begin
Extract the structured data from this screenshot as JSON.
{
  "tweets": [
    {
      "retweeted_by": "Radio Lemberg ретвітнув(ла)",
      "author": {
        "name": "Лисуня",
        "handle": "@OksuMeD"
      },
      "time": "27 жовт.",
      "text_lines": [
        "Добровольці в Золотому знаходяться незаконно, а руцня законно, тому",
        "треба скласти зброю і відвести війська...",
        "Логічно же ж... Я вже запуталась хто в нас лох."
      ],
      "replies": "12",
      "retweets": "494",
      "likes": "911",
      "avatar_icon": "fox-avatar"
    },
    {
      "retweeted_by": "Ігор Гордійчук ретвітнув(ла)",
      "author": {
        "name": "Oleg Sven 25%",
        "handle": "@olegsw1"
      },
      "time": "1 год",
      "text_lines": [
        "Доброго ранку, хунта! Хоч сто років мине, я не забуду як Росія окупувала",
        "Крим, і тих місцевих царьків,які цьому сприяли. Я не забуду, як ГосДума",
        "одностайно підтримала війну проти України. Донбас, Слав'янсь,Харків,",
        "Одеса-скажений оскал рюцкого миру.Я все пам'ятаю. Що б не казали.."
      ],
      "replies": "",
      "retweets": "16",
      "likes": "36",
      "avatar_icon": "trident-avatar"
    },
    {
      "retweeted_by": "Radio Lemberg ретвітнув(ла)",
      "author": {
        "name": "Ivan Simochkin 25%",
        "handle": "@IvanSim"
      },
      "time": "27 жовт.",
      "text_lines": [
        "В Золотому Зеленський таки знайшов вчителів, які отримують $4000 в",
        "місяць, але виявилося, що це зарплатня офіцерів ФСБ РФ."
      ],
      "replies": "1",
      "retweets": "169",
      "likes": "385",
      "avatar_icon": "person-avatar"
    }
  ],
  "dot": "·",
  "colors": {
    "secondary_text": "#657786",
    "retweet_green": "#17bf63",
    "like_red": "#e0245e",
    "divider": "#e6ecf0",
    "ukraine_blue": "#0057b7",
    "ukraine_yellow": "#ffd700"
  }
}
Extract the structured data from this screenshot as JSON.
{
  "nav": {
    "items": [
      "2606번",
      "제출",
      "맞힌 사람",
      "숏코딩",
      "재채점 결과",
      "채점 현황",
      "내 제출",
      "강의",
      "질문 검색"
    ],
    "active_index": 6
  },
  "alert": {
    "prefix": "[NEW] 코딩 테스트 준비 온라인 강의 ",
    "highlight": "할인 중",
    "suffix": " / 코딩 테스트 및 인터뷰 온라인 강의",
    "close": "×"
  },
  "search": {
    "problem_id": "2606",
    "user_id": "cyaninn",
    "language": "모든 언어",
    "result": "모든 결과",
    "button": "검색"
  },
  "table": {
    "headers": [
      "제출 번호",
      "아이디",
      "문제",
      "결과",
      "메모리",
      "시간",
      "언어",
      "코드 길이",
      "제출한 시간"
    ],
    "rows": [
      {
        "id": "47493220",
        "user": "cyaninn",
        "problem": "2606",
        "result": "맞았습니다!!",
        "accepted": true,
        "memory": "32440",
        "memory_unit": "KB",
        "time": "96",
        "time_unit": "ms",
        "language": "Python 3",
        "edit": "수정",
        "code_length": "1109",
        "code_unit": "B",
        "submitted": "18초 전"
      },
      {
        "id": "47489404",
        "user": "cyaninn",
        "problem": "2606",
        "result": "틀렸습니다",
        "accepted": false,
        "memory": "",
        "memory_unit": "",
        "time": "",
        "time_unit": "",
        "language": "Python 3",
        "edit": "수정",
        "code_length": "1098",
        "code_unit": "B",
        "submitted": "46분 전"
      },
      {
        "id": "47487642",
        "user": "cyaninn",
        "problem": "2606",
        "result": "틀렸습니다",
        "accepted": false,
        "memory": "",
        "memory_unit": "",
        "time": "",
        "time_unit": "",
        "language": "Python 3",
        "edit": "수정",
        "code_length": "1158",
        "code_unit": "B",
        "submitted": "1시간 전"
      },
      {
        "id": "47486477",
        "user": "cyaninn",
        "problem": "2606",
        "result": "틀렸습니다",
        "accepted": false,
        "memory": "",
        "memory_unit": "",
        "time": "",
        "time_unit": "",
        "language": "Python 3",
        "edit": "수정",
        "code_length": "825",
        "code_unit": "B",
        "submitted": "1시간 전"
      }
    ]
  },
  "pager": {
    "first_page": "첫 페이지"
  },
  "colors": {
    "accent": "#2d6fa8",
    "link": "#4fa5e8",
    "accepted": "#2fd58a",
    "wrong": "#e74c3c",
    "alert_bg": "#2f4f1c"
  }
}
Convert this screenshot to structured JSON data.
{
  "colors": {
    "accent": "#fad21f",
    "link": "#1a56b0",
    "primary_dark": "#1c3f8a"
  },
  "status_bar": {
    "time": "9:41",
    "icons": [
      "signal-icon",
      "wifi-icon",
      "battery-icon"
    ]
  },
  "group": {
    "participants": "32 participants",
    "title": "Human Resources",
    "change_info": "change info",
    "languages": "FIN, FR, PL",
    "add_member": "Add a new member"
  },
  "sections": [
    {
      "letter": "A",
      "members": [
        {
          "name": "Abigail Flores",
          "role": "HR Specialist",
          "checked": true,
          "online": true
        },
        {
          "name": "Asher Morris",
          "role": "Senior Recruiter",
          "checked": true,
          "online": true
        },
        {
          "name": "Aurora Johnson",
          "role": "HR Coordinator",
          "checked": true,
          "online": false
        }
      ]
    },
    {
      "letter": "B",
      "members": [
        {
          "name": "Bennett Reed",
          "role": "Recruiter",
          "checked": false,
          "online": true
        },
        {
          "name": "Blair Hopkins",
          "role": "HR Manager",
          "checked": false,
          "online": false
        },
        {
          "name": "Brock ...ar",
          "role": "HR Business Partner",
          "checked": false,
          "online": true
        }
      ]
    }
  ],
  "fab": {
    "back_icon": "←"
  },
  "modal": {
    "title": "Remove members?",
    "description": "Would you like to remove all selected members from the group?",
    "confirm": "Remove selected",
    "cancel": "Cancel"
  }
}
end
YOUR INSTRUCTIONS:
Exactly reproduce all of the entries above.

WRITTEN RESPONSE:
Extract the structured data from this screenshot as JSON.
{
  "tweets": [
    {
      "retweeted_by": "Radio Lemberg ретвітнув(ла)",
      "author": {
        "name": "Лисуня",
        "handle": "@OksuMeD"
      },
      "time": "27 жовт.",
      "text_lines": [
        "Добровольці в Золотому знаходяться незаконно, а руцня законно, тому",
        "треба скласти зброю і відвести війська...",
        "Логічно же ж... Я вже запуталась хто в нас лох."
      ],
      "replies": "12",
      "retweets": "494",
      "likes": "911",
      "avatar_icon": "fox-avatar"
    },
    {
      "retweeted_by": "Ігор Гордійчук ретвітнув(ла)",
      "author": {
        "name": "Oleg Sven 25%",
        "handle": "@olegsw1"
      },
      "time": "1 год",
      "text_lines": [
        "Доброго ранку, хунта! Хоч сто років мине, я не забуду як Росія окупувала",
        "Крим, і тих місцевих царьків,які цьому сприяли. Я не забуду, як ГосДума",
        "одностайно підтримала війну проти України. Донбас, Слав'янсь,Харків,",
        "Одеса-скажений оскал рюцкого миру.Я все пам'ятаю. Що б не казали.."
      ],
      "replies": "",
      "retweets": "16",
      "likes": "36",
      "avatar_icon": "trident-avatar"
    },
    {
      "retweeted_by": "Radio Lemberg ретвітнув(ла)",
      "author": {
        "name": "Ivan Simochkin 25%",
        "handle": "@IvanSim"
      },
      "time": "27 жовт.",
      "text_lines": [
        "В Золотому Зеленський таки знайшов вчителів, які отримують $4000 в",
        "місяць, але виявилося, що це зарплатня офіцерів ФСБ РФ."
      ],
      "replies": "1",
      "retweets": "169",
      "likes": "385",
      "avatar_icon": "person-avatar"
    }
  ],
  "dot": "·",
  "colors": {
    "secondary_text": "#657786",
    "retweet_green": "#17bf63",
    "like_red": "#e0245e",
    "divider": "#e6ecf0",
    "ukraine_blue": "#0057b7",
    "ukraine_yellow": "#ffd700"
  }
}
Extract the structured data from this screenshot as JSON.
{
  "nav": {
    "items": [
      "2606번",
      "제출",
      "맞힌 사람",
      "숏코딩",
      "재채점 결과",
      "채점 현황",
      "내 제출",
      "강의",
      "질문 검색"
    ],
    "active_index": 6
  },
  "alert": {
    "prefix": "[NEW] 코딩 테스트 준비 온라인 강의 ",
    "highlight": "할인 중",
    "suffix": " / 코딩 테스트 및 인터뷰 온라인 강의",
    "close": "×"
  },
  "search": {
    "problem_id": "2606",
    "user_id": "cyaninn",
    "language": "모든 언어",
    "result": "모든 결과",
    "button": "검색"
  },
  "table": {
    "headers": [
      "제출 번호",
      "아이디",
      "문제",
      "결과",
      "메모리",
      "시간",
      "언어",
      "코드 길이",
      "제출한 시간"
    ],
    "rows": [
      {
        "id": "47493220",
        "user": "cyaninn",
        "problem": "2606",
        "result": "맞았습니다!!",
        "accepted": true,
        "memory": "32440",
        "memory_unit": "KB",
        "time": "96",
        "time_unit": "ms",
        "language": "Python 3",
        "edit": "수정",
        "code_length": "1109",
        "code_unit": "B",
        "submitted": "18초 전"
      },
      {
        "id": "47489404",
        "user": "cyaninn",
        "problem": "2606",
        "result": "틀렸습니다",
        "accepted": false,
        "memory": "",
        "memory_unit": "",
        "time": "",
        "time_unit": "",
        "language": "Python 3",
        "edit": "수정",
        "code_length": "1098",
        "code_unit": "B",
        "submitted": "46분 전"
      },
      {
        "id": "47487642",
        "user": "cyaninn",
        "problem": "2606",
        "result": "틀렸습니다",
        "accepted": false,
        "memory": "",
        "memory_unit": "",
        "time": "",
        "time_unit": "",
        "language": "Python 3",
        "edit": "수정",
        "code_length": "1158",
        "code_unit": "B",
        "submitted": "1시간 전"
      },
      {
        "id": "47486477",
        "user": "cyaninn",
        "problem": "2606",
        "result": "틀렸습니다",
        "accepted": false,
        "memory": "",
        "memory_unit": "",
        "time": "",
        "time_unit": "",
        "language": "Python 3",
        "edit": "수정",
        "code_length": "825",
        "code_unit": "B",
        "submitted": "1시간 전"
      }
    ]
  },
  "pager": {
    "first_page": "첫 페이지"
  },
  "colors": {
    "accent": "#2d6fa8",
    "link": "#4fa5e8",
    "accepted": "#2fd58a",
    "wrong": "#e74c3c",
    "alert_bg": "#2f4f1c"
  }
}
Convert this screenshot to structured JSON data.
{
  "colors": {
    "accent": "#fad21f",
    "link": "#1a56b0",
    "primary_dark": "#1c3f8a"
  },
  "status_bar": {
    "time": "9:41",
    "icons": [
      "signal-icon",
      "wifi-icon",
      "battery-icon"
    ]
  },
  "group": {
    "participants": "32 participants",
    "title": "Human Resources",
    "change_info": "change info",
    "languages": "FIN, FR, PL",
    "add_member": "Add a new member"
  },
  "sections": [
    {
      "letter": "A",
      "members": [
        {
          "name": "Abigail Flores",
          "role": "HR Specialist",
          "checked": true,
          "online": true
        },
        {
          "name": "Asher Morris",
          "role": "Senior Recruiter",
          "checked": true,
          "online": true
        },
        {
          "name": "Aurora Johnson",
          "role": "HR Coordinator",
          "checked": true,
          "online": false
        }
      ]
    },
    {
      "letter": "B",
      "members": [
        {
          "name": "Bennett Reed",
          "role": "Recruiter",
          "checked": false,
          "online": true
        },
        {
          "name": "Blair Hopkins",
          "role": "HR Manager",
          "checked": false,
          "online": false
        },
        {
          "name": "Brock ...ar",
          "role": "HR Business Partner",
          "checked": false,
          "online": true
        }
      ]
    }
  ],
  "fab": {
    "back_icon": "←"
  },
  "modal": {
    "title": "Remove members?",
    "description": "Would you like to remove all selected members from the group?",
    "confirm": "Remove selected",
    "cancel": "Cancel"
  }
}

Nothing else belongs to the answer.